**PROBLEM TO WORK ON**. Your task is to extract every line from the material below exactly.

##### THE DATA #####

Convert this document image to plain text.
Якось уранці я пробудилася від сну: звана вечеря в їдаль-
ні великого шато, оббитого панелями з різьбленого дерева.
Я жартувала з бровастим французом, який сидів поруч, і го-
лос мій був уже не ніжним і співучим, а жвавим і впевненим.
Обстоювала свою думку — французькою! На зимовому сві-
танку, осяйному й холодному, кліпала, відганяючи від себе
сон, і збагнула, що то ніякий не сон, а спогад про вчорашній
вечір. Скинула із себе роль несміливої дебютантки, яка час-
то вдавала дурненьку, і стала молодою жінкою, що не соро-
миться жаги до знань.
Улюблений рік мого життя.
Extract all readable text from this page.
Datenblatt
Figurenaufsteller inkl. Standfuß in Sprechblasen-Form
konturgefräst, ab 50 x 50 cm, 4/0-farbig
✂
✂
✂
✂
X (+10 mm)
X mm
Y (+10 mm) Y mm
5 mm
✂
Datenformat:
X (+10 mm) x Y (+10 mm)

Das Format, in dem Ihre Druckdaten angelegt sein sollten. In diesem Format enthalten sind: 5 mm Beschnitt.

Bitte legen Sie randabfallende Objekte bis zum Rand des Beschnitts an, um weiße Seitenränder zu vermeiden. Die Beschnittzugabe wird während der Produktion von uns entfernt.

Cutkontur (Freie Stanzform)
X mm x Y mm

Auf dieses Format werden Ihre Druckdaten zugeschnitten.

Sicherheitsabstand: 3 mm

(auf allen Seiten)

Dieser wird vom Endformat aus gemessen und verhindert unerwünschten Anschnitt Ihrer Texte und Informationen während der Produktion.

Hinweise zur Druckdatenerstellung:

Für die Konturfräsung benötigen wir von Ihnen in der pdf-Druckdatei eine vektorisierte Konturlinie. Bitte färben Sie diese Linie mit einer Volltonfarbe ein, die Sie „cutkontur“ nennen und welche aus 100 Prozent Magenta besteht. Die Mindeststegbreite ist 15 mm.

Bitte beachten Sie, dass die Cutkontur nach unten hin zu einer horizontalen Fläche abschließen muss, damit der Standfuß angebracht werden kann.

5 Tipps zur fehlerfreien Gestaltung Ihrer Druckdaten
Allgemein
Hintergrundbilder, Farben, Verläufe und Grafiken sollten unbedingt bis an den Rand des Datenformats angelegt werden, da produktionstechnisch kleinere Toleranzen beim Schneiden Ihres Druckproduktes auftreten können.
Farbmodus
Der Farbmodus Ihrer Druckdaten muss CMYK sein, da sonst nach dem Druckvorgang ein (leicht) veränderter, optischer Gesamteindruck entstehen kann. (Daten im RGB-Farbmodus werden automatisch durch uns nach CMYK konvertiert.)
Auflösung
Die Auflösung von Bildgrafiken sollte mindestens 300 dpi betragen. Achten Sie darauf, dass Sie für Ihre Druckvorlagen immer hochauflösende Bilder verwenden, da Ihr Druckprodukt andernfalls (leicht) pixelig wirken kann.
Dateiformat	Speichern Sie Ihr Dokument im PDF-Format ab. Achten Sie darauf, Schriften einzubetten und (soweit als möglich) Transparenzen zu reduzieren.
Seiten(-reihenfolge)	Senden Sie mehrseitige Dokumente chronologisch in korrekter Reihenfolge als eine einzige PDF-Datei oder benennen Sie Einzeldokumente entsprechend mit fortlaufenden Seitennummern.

#####

**RESPONSE TO THIS EXERCISE**.
Convert this document image to plain text.
Якось уранці я пробудилася від сну: звана вечеря в їдаль-
ні великого шато, оббитого панелями з різьбленого дерева.
Я жартувала з бровастим французом, який сидів поруч, і го-
лос мій був уже не ніжним і співучим, а жвавим і впевненим.
Обстоювала свою думку — французькою! На зимовому сві-
танку, осяйному й холодному, кліпала, відганяючи від себе
сон, і збагнула, що то ніякий не сон, а спогад про вчорашній
вечір. Скинула із себе роль несміливої дебютантки, яка час-
то вдавала дурненьку, і стала молодою жінкою, що не соро-
миться жаги до знань.
Улюблений рік мого життя.
Extract all readable text from this page.
Datenblatt
Figurenaufsteller inkl. Standfuß in Sprechblasen-Form
konturgefräst, ab 50 x 50 cm, 4/0-farbig
✂
✂
✂
✂
X (+10 mm)
X mm
Y (+10 mm) Y mm
5 mm
✂
Datenformat:
X (+10 mm) x Y (+10 mm)

Das Format, in dem Ihre Druckdaten angelegt sein sollten. In diesem Format enthalten sind: 5 mm Beschnitt.

Bitte legen Sie randabfallende Objekte bis zum Rand des Beschnitts an, um weiße Seitenränder zu vermeiden. Die Beschnittzugabe wird während der Produktion von uns entfernt.

Cutkontur (Freie Stanzform)
X mm x Y mm

Auf dieses Format werden Ihre Druckdaten zugeschnitten.

Sicherheitsabstand: 3 mm

(auf allen Seiten)

Dieser wird vom Endformat aus gemessen und verhindert unerwünschten Anschnitt Ihrer Texte und Informationen während der Produktion.

Hinweise zur Druckdatenerstellung:

Für die Konturfräsung benötigen wir von Ihnen in der pdf-Druckdatei eine vektorisierte Konturlinie. Bitte färben Sie diese Linie mit einer Volltonfarbe ein, die Sie „cutkontur“ nennen und welche aus 100 Prozent Magenta besteht. Die Mindeststegbreite ist 15 mm.

Bitte beachten Sie, dass die Cutkontur nach unten hin zu einer horizontalen Fläche abschließen muss, damit der Standfuß angebracht werden kann.

5 Tipps zur fehlerfreien Gestaltung Ihrer Druckdaten
Allgemein
Hintergrundbilder, Farben, Verläufe und Grafiken sollten unbedingt bis an den Rand des Datenformats angelegt werden, da produktionstechnisch kleinere Toleranzen beim Schneiden Ihres Druckproduktes auftreten können.
Farbmodus
Der Farbmodus Ihrer Druckdaten muss CMYK sein, da sonst nach dem Druckvorgang ein (leicht) veränderter, optischer Gesamteindruck entstehen kann. (Daten im RGB-Farbmodus werden automatisch durch uns nach CMYK konvertiert.)
Auflösung
Die Auflösung von Bildgrafiken sollte mindestens 300 dpi betragen. Achten Sie darauf, dass Sie für Ihre Druckvorlagen immer hochauflösende Bilder verwenden, da Ihr Druckprodukt andernfalls (leicht) pixelig wirken kann.
Dateiformat	Speichern Sie Ihr Dokument im PDF-Format ab. Achten Sie darauf, Schriften einzubetten und (soweit als möglich) Transparenzen zu reduzieren.
Seiten(-reihenfolge)	Senden Sie mehrseitige Dokumente chronologisch in korrekter Reihenfolge als eine einzige PDF-Datei oder benennen Sie Einzeldokumente entsprechend mit fortlaufenden Seitennummern.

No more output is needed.